- PROBLEM DESCRIPTION -
Within the data below, state how many lines contain the string "conforme". Provide the number only.
• • • •
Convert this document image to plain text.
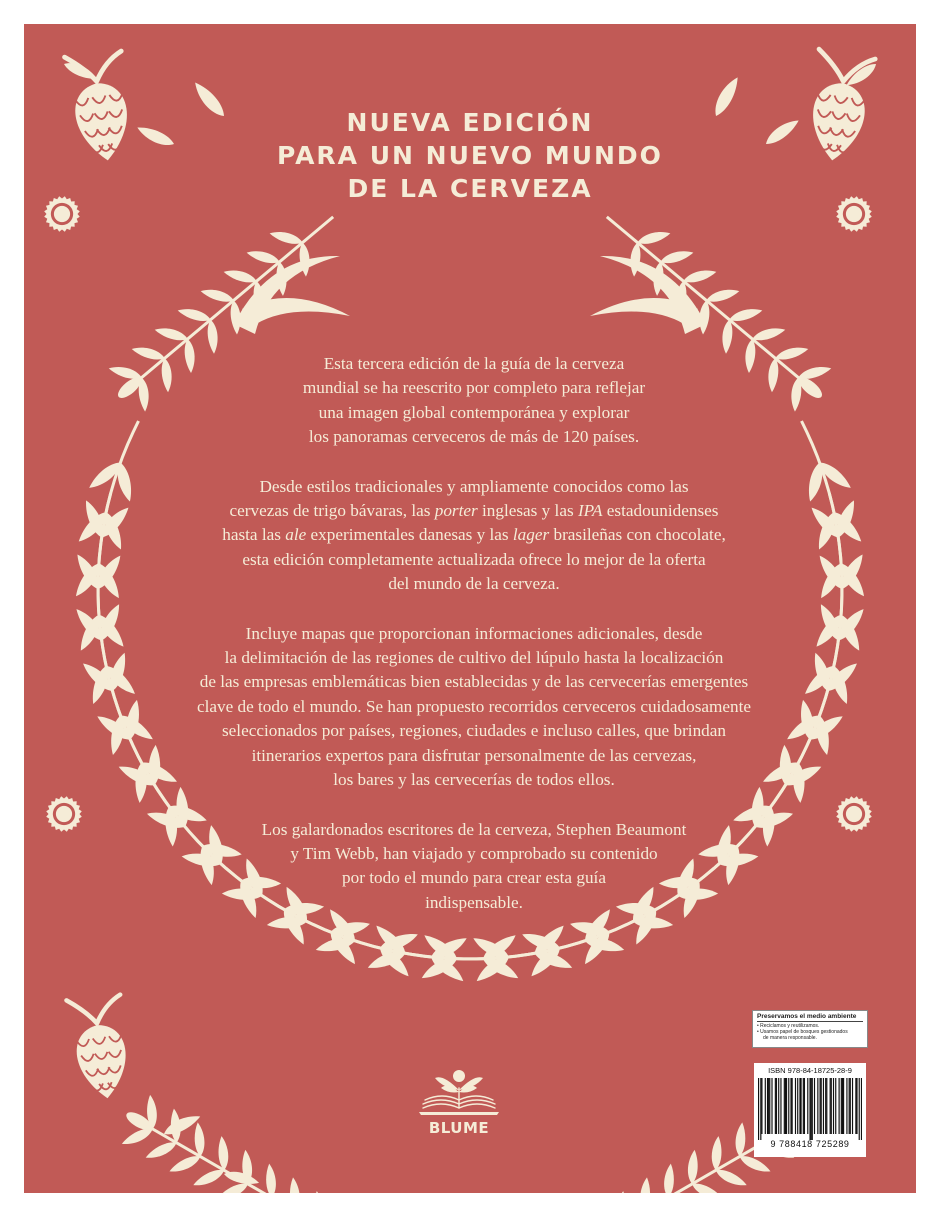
NUEVA EDICIÓN
PARA UN NUEVO MUNDO
DE LA CERVEZA

Esta tercera edición de la guía de la cerveza
mundial se ha reescrito por completo para reflejar
una imagen global contemporánea y explorar
los panoramas cerveceros de más de 120 países.

Desde estilos tradicionales y ampliamente conocidos como las
cervezas de trigo bávaras, las porter inglesas y las IPA estadounidenses
hasta las ale experimentales danesas y las lager brasileñas con chocolate,
esta edición completamente actualizada ofrece lo mejor de la oferta
del mundo de la cerveza.

Incluye mapas que proporcionan informaciones adicionales, desde
la delimitación de las regiones de cultivo del lúpulo hasta la localización
de las empresas emblemáticas bien establecidas y de las cervecerías emergentes
clave de todo el mundo. Se han propuesto recorridos cerveceros cuidadosamente
seleccionados por países, regiones, ciudades e incluso calles, que brindan
itinerarios expertos para disfrutar personalmente de las cervezas,
los bares y las cervecerías de todos ellos.

Los galardonados escritores de la cerveza, Stephen Beaumont
y Tim Webb, han viajado y comprobado su contenido
por todo el mundo para crear esta guía
indispensable.

BLUME
Preservamos el medio ambiente
• Reciclamos y reutilizamos.
• Usamos papel de bosques gestionados
de manera responsable.
ISBN 978-84-18725-28-9
9 788418 725289
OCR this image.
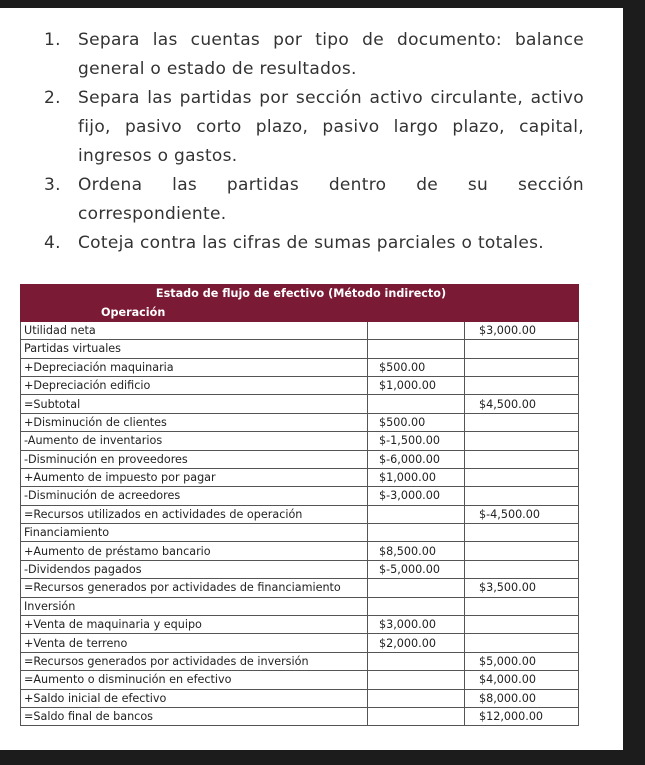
1.	Separa las cuentas por tipo de documento: balance general o estado de resultados.
2.	Separa las partidas por sección activo circulante, activo fijo, pasivo corto plazo, pasivo largo plazo, capital, ingresos o gastos.
3.	Ordena las partidas dentro de su sección correspondiente.
4.	Coteja contra las cifras de sumas parciales o totales.
Estado de flujo de efectivo (Método indirecto)		
Operación		
Utilidad neta		$3,000.00
Partidas virtuales		
+Depreciación maquinaria	$500.00	
+Depreciación edificio	$1,000.00	
=Subtotal		$4,500.00
+Disminución de clientes	$500.00	
-Aumento de inventarios	$-1,500.00	
-Disminución en proveedores	$-6,000.00	
+Aumento de impuesto por pagar	$1,000.00	
-Disminución de acreedores	$-3,000.00	
=Recursos utilizados en actividades de operación		$-4,500.00
Financiamiento		
+Aumento de préstamo bancario	$8,500.00	
-Dividendos pagados	$-5,000.00	
=Recursos generados por actividades de financiamiento		$3,500.00
Inversión		
+Venta de maquinaria y equipo	$3,000.00	
+Venta de terreno	$2,000.00	
=Recursos generados por actividades de inversión		$5,000.00
=Aumento o disminución en efectivo		$4,000.00
+Saldo inicial de efectivo		$8,000.00
=Saldo final de bancos		$12,000.00
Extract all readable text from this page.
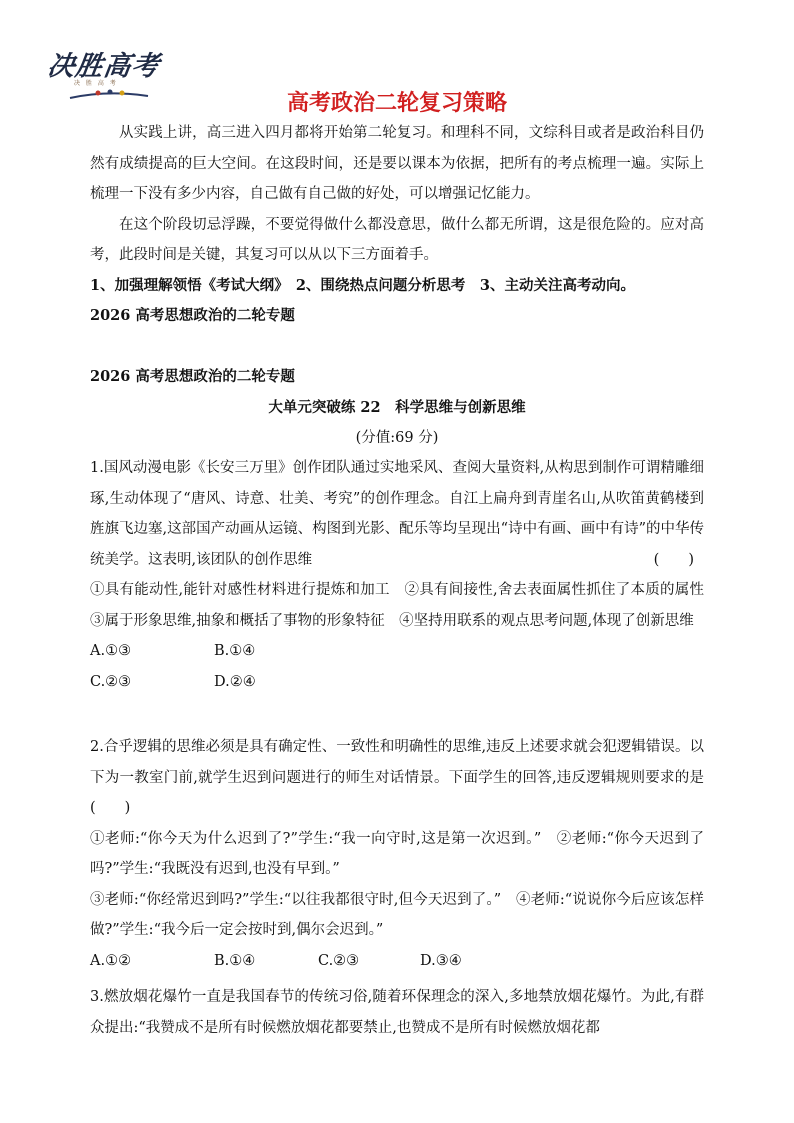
决胜高考
决 胜 高 考
高考政治二轮复习策略

从实践上讲，高三进入四月都将开始第二轮复习。和理科不同，文综科目或者是政治科目仍然有成绩提高的巨大空间。在这段时间，还是要以课本为依据，把所有的考点梳理一遍。实际上梳理一下没有多少内容，自己做有自己做的好处，可以增强记忆能力。

在这个阶段切忌浮躁，不要觉得做什么都没意思，做什么都无所谓，这是很危险的。应对高考，此段时间是关键，其复习可以从以下三方面着手。

1、加强理解领悟《考试大纲》　2、围绕热点问题分析思考　3、主动关注高考动向。

2026 高考思想政治的二轮专题

2026 高考思想政治的二轮专题

大单元突破练 22　科学思维与创新思维

(分值:69 分)

1.国风动漫电影《长安三万里》创作团队通过实地采风、查阅大量资料,从构思到制作可谓精雕细琢,生动体现了“唐风、诗意、壮美、考究”的创作理念。自江上扁舟到青崖名山,从吹笛黄鹤楼到旌旗飞边塞,这部国产动画从运镜、构图到光影、配乐等均呈现出“诗中有画、画中有诗”的中华传统美学。这表明,该团队的创作思维	(　　)

①具有能动性,能针对感性材料进行提炼和加工　②具有间接性,舍去表面属性抓住了本质的属性　③属于形象思维,抽象和概括了事物的形象特征　④坚持用联系的观点思考问题,体现了创新思维

A.①③	B.①④
C.②③	D.②④

2.合乎逻辑的思维必须是具有确定性、一致性和明确性的思维,违反上述要求就会犯逻辑错误。以下为一教室门前,就学生迟到问题进行的师生对话情景。下面学生的回答,违反逻辑规则要求的是(　　)

①老师:“你今天为什么迟到了?”学生:“我一向守时,这是第一次迟到。”　②老师:“你今天迟到了吗?”学生:“我既没有迟到,也没有早到。”

③老师:“你经常迟到吗?”学生:“以往我都很守时,但今天迟到了。”　④老师:“说说你今后应该怎样做?”学生:“我今后一定会按时到,偶尔会迟到。”

A.①②	B.①④	C.②③	D.③④

3.燃放烟花爆竹一直是我国春节的传统习俗,随着环保理念的深入,多地禁放烟花爆竹。为此,有群众提出:“我赞成不是所有时候燃放烟花都要禁止,也赞成不是所有时候燃放烟花都
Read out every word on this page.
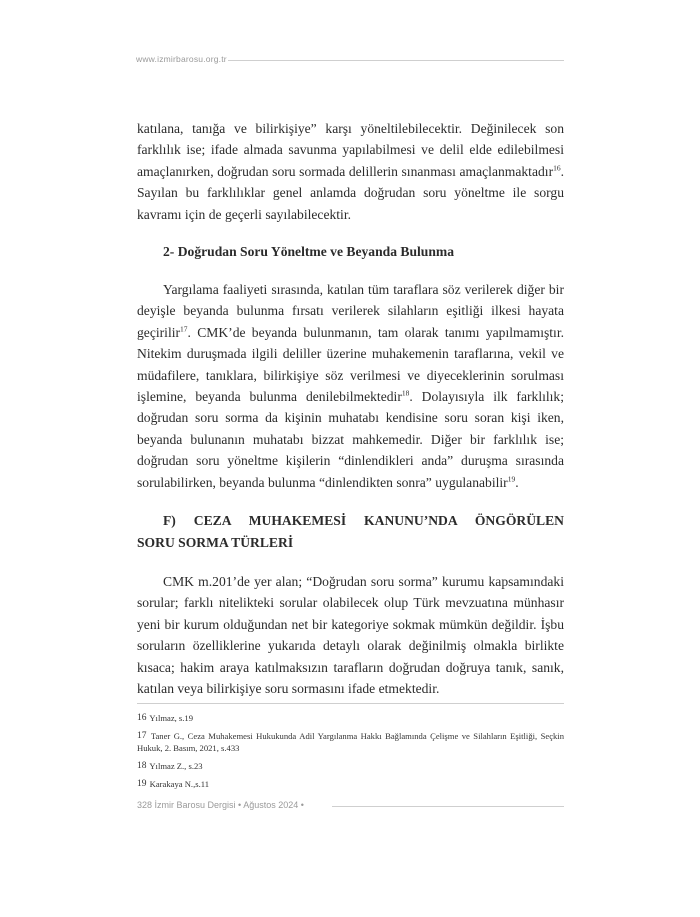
www.izmirbarosu.org.tr

katılana, tanığa ve bilirkişiye” karşı yöneltilebilecektir. Değinilecek son farklılık ise; ifade almada savunma yapılabilmesi ve delil elde edilebilmesi amaçlanırken, doğrudan soru sormada delillerin sınanması amaçlanmaktadır$^{16}$. Sayılan bu farklılıklar genel anlamda doğrudan soru yöneltme ile sorgu kavramı için de geçerli sayılabilecektir.

2- Doğrudan Soru Yöneltme ve Beyanda Bulunma

Yargılama faaliyeti sırasında, katılan tüm taraflara söz verilerek diğer bir deyişle beyanda bulunma fırsatı verilerek silahların eşitliği ilkesi hayata geçirilir$^{17}$. CMK’de beyanda bulunmanın, tam olarak tanımı yapılmamıştır. Nitekim duruşmada ilgili deliller üzerine muhakemenin taraflarına, vekil ve müdafilere, tanıklara, bilirkişiye söz verilmesi ve diyeceklerinin sorulması işlemine, beyanda bulunma denilebilmektedir$^{18}$. Dolayısıyla ilk farklılık; doğrudan soru sorma da kişinin muhatabı kendisine soru soran kişi iken, beyanda bulunanın muhatabı bizzat mahkemedir. Diğer bir farklılık ise; doğrudan soru yöneltme kişilerin “dinlendikleri anda” duruşma sırasında sorulabilirken, beyanda bulunma “dinlendikten sonra” uygulanabilir$^{19}$.

F) CEZA MUHAKEMESİ KANUNU’NDA ÖNGÖRÜLEN
SORU SORMA TÜRLERİ

CMK m.201’de yer alan; “Doğrudan soru sorma” kurumu kapsamındaki sorular; farklı nitelikteki sorular olabilecek olup Türk mevzuatına münhasır yeni bir kurum olduğundan net bir kategoriye sokmak mümkün değildir. İşbu soruların özelliklerine yukarıda detaylı olarak değinilmiş olmakla birlikte kısaca; hakim araya katılmaksızın tarafların doğrudan doğruya tanık, sanık, katılan veya bilirkişiye soru sormasını ifade etmektedir.

16 Yılmaz, s.19
17 Taner G., Ceza Muhakemesi Hukukunda Adil Yargılanma Hakkı Bağlamında Çelişme ve Silahların Eşitliği, Seçkin Hukuk, 2. Basım, 2021, s.433
18 Yılmaz Z., s.23
19 Karakaya N.,s.11
328 İzmir Barosu Dergisi • Ağustos 2024 •
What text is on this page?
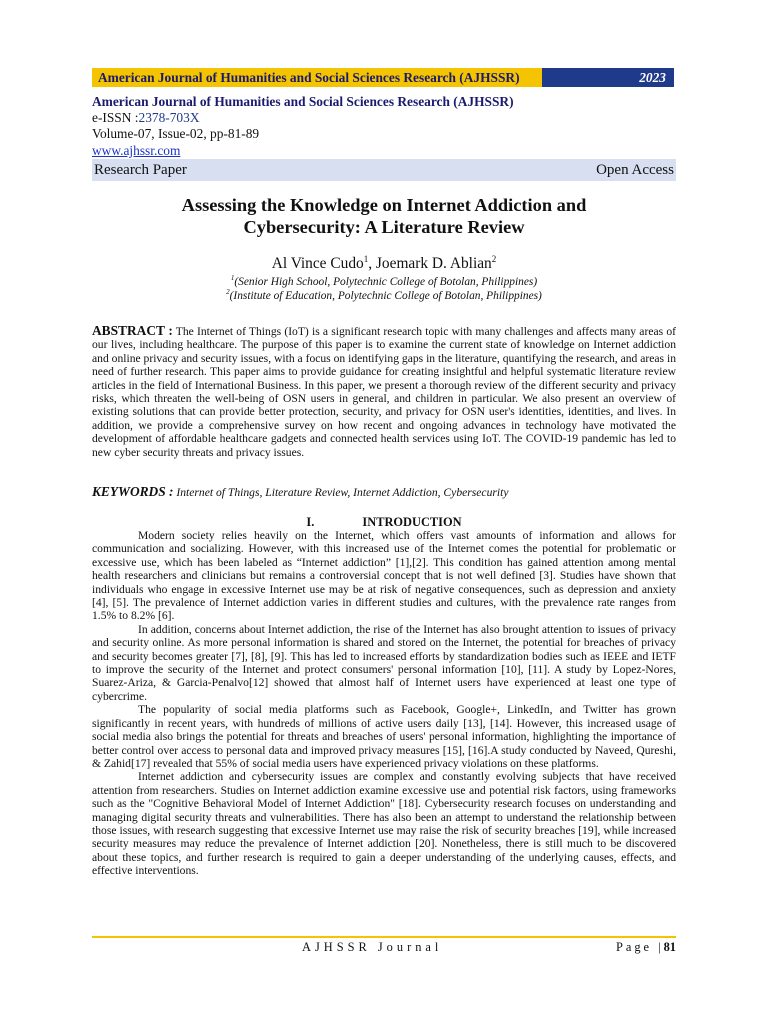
American Journal of Humanities and Social Sciences Research (AJHSSR)	2023
American Journal of Humanities and Social Sciences Research (AJHSSR)
e-ISSN :2378-703X
Volume-07, Issue-02, pp-81-89
www.ajhssr.com
Research Paper	Open Access
Assessing the Knowledge on Internet Addiction and
Cybersecurity: A Literature Review
Al Vince Cudo$^1$, Joemark D. Ablian$^2$
$^1$(Senior High School, Polytechnic College of Botolan, Philippines)
$^2$(Institute of Education, Polytechnic College of Botolan, Philippines)
ABSTRACT : The Internet of Things (IoT) is a significant research topic with many challenges and affects many areas of our lives, including healthcare. The purpose of this paper is to examine the current state of knowledge on Internet addiction and online privacy and security issues, with a focus on identifying gaps in the literature, quantifying the research, and areas in need of further research. This paper aims to provide guidance for creating insightful and helpful systematic literature review articles in the field of International Business. In this paper, we present a thorough review of the different security and privacy risks, which threaten the well-being of OSN users in general, and children in particular. We also present an overview of existing solutions that can provide better protection, security, and privacy for OSN user's identities, identities, and lives. In addition, we provide a comprehensive survey on how recent and ongoing advances in technology have motivated the development of affordable healthcare gadgets and connected health services using IoT. The COVID-19 pandemic has led to new cyber security threats and privacy issues.
KEYWORDS : Internet of Things, Literature Review, Internet Addiction, Cybersecurity
I.	INTRODUCTION

Modern society relies heavily on the Internet, which offers vast amounts of information and allows for communication and socializing. However, with this increased use of the Internet comes the potential for problematic or excessive use, which has been labeled as “Internet addiction” [1],[2]. This condition has gained attention among mental health researchers and clinicians but remains a controversial concept that is not well defined [3]. Studies have shown that individuals who engage in excessive Internet use may be at risk of negative consequences, such as depression and anxiety [4], [5]. The prevalence of Internet addiction varies in different studies and cultures, with the prevalence rate ranges from 1.5% to 8.2% [6].

In addition, concerns about Internet addiction, the rise of the Internet has also brought attention to issues of privacy and security online. As more personal information is shared and stored on the Internet, the potential for breaches of privacy and security becomes greater [7], [8], [9]. This has led to increased efforts by standardization bodies such as IEEE and IETF to improve the security of the Internet and protect consumers' personal information [10], [11]. A study by Lopez-Nores, Suarez-Ariza, & Garcia-Penalvo[12] showed that almost half of Internet users have experienced at least one type of cybercrime.

The popularity of social media platforms such as Facebook, Google+, LinkedIn, and Twitter has grown significantly in recent years, with hundreds of millions of active users daily [13], [14]. However, this increased usage of social media also brings the potential for threats and breaches of users' personal information, highlighting the importance of better control over access to personal data and improved privacy measures [15], [16].A study conducted by Naveed, Qureshi, & Zahid[17] revealed that 55% of social media users have experienced privacy violations on these platforms.

Internet addiction and cybersecurity issues are complex and constantly evolving subjects that have received attention from researchers. Studies on Internet addiction examine excessive use and potential risk factors, using frameworks such as the "Cognitive Behavioral Model of Internet Addiction" [18]. Cybersecurity research focuses on understanding and managing digital security threats and vulnerabilities. There has also been an attempt to understand the relationship between those issues, with research suggesting that excessive Internet use may raise the risk of security breaches [19], while increased security measures may reduce the prevalence of Internet addiction [20]. Nonetheless, there is still much to be discovered about these topics, and further research is required to gain a deeper understanding of the underlying causes, effects, and effective interventions.

AJHSSR Journal	Page |81
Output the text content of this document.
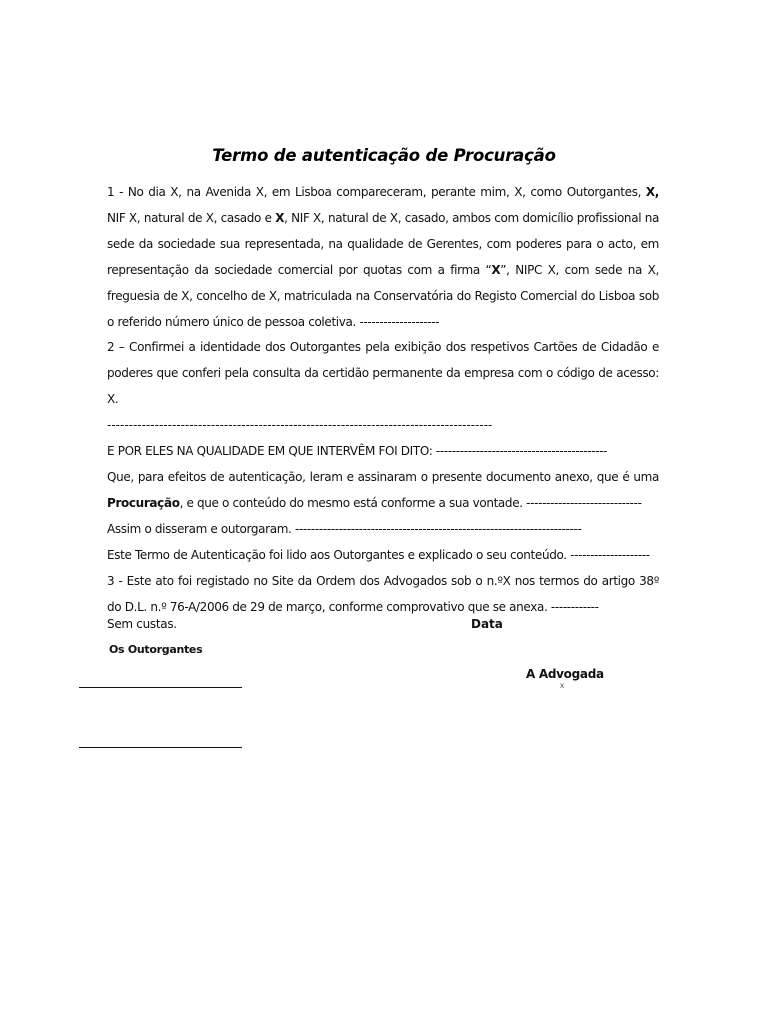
Termo de autenticação de Procuração

1 - No dia X, na Avenida X, em Lisboa compareceram, perante mim, X, como Outorgantes, X, NIF X, natural de X, casado e X, NIF X, natural de X, casado, ambos com domicílio profissional na sede da sociedade sua representada, na qualidade de Gerentes, com poderes para o acto, em representação da sociedade comercial por quotas com a firma “X”, NIPC X, com sede na X, freguesia de X, concelho de X, matriculada na Conservatória do Registo Comercial do Lisboa sob o referido número único de pessoa coletiva. --------------------

2 – Confirmei a identidade dos Outorgantes pela exibição dos respetivos Cartões de Cidadão e poderes que conferi pela consulta da certidão permanente da empresa com o código de acesso: X.
-----------------------------------------------------------------------------------------

E POR ELES NA QUALIDADE EM QUE INTERVÊM FOI DITO: -------------------------------------------

Que, para efeitos de autenticação, leram e assinaram o presente documento anexo, que é uma Procuração, e que o conteúdo do mesmo está conforme a sua vontade. -----------------------------

Assim o disseram e outorgaram. ------------------------------------------------------------------------

Este Termo de Autenticação foi lido aos Outorgantes e explicado o seu conteúdo. --------------------

3 - Este ato foi registado no Site da Ordem dos Advogados sob o n.ºX nos termos do artigo 38º do D.L. n.º 76-A/2006 de 29 de março, conforme comprovativo que se anexa. ------------

Sem custas.	Data
Os Outorgantes
A Advogada
X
• • • •
- OUTPUT FOR THIS TASK -
2